EXERCISE INSTRUCTIONS: Exactly reproduce all the records, keeping pictures out of the copy.

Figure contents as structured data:

::::

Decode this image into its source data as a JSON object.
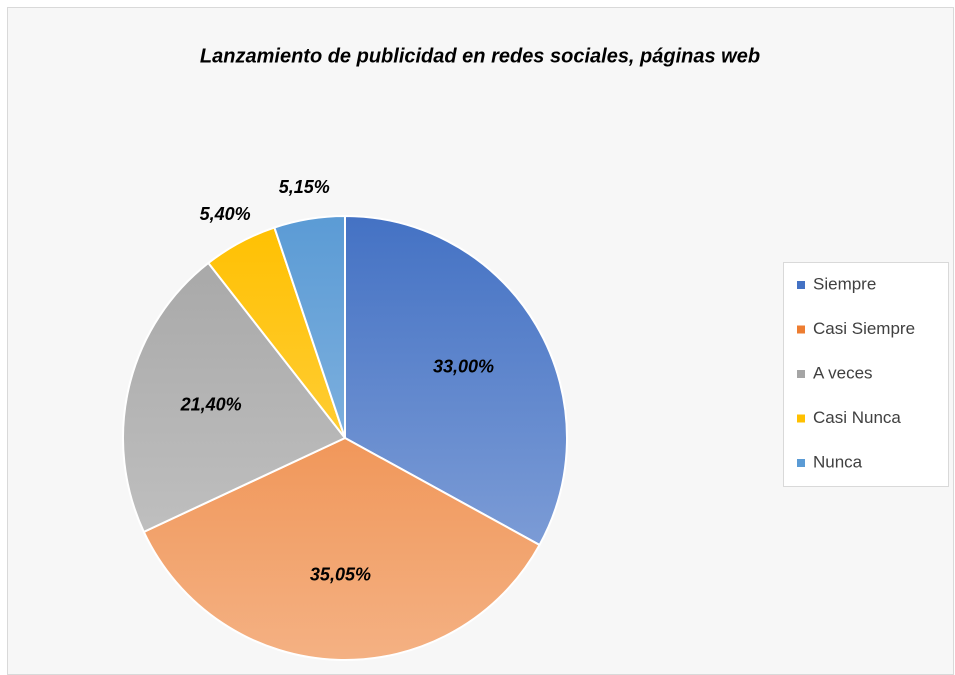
{
  "chart_data": {
    "type": "pie",
    "title": "Lanzamiento de publicidad en redes sociales, páginas web",
    "categories": [
      "Siempre",
      "Casi Siempre",
      "A veces",
      "Casi Nunca",
      "Nunca"
    ],
    "values": [
      33.0,
      35.05,
      21.4,
      5.4,
      5.15
    ],
    "value_labels": [
      "33,00%",
      "35,05%",
      "21,40%",
      "5,40%",
      "5,15%"
    ],
    "colors": [
      "#4472c4",
      "#ed7d31",
      "#a5a5a5",
      "#ffc000",
      "#5b9bd5"
    ],
    "legend": "right"
  }
}
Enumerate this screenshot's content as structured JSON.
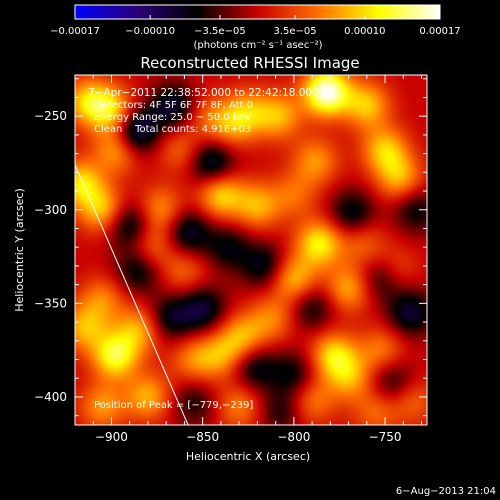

::::

FINISHED EXERCISE:
Decode this image into its source data as a JSON object.
{
  "chart_data": {
    "type": "pie",
    "title": "Lanzamiento de publicidad en redes sociales, páginas web",
    "categories": [
      "Siempre",
      "Casi Siempre",
      "A veces",
      "Casi Nunca",
      "Nunca"
    ],
    "values": [
      33.0,
      35.05,
      21.4,
      5.4,
      5.15
    ],
    "value_labels": [
      "33,00%",
      "35,05%",
      "21,40%",
      "5,40%",
      "5,15%"
    ],
    "colors": [
      "#4472c4",
      "#ed7d31",
      "#a5a5a5",
      "#ffc000",
      "#5b9bd5"
    ],
    "legend": "right"
  }
}
Enumerate this screenshot's content as structured JSON.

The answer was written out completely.